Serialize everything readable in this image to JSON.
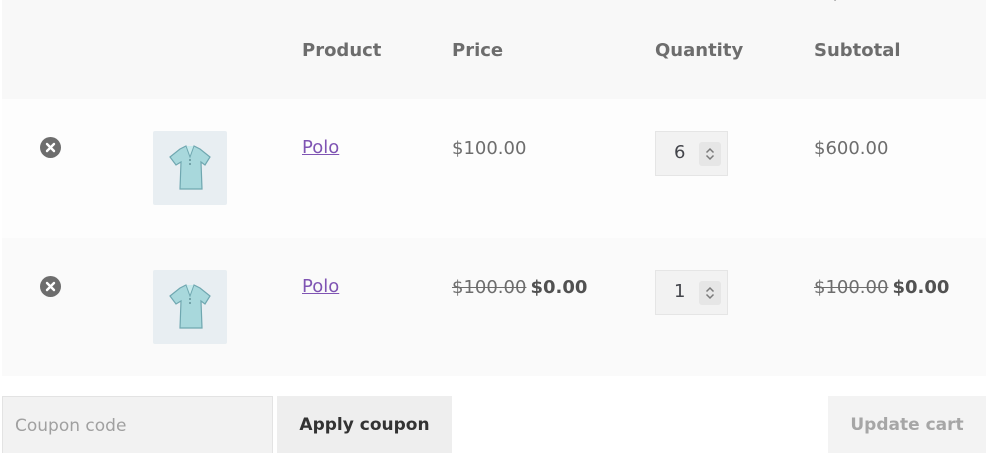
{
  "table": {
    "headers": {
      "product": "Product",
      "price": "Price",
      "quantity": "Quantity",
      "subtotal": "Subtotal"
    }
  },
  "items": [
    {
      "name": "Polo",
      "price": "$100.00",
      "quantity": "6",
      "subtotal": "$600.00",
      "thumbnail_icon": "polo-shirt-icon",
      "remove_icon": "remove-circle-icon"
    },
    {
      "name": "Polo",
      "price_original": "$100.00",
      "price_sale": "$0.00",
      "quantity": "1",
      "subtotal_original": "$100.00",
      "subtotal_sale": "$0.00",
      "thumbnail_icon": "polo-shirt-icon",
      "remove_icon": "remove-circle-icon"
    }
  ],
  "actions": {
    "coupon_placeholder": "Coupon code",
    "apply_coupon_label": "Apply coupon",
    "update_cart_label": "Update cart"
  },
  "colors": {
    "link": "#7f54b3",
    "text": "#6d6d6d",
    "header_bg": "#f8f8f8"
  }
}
- - - -
▶ **Problem requirements**: Transcribe the records above exactly, omitting every picture they contain.

▶ **Expected answer**:
Serialize everything readable in this image to JSON.
{
  "table": {
    "headers": {
      "product": "Product",
      "price": "Price",
      "quantity": "Quantity",
      "subtotal": "Subtotal"
    }
  },
  "items": [
    {
      "name": "Polo",
      "price": "$100.00",
      "quantity": "6",
      "subtotal": "$600.00",
      "thumbnail_icon": "polo-shirt-icon",
      "remove_icon": "remove-circle-icon"
    },
    {
      "name": "Polo",
      "price_original": "$100.00",
      "price_sale": "$0.00",
      "quantity": "1",
      "subtotal_original": "$100.00",
      "subtotal_sale": "$0.00",
      "thumbnail_icon": "polo-shirt-icon",
      "remove_icon": "remove-circle-icon"
    }
  ],
  "actions": {
    "coupon_placeholder": "Coupon code",
    "apply_coupon_label": "Apply coupon",
    "update_cart_label": "Update cart"
  },
  "colors": {
    "link": "#7f54b3",
    "text": "#6d6d6d",
    "header_bg": "#f8f8f8"
  }
}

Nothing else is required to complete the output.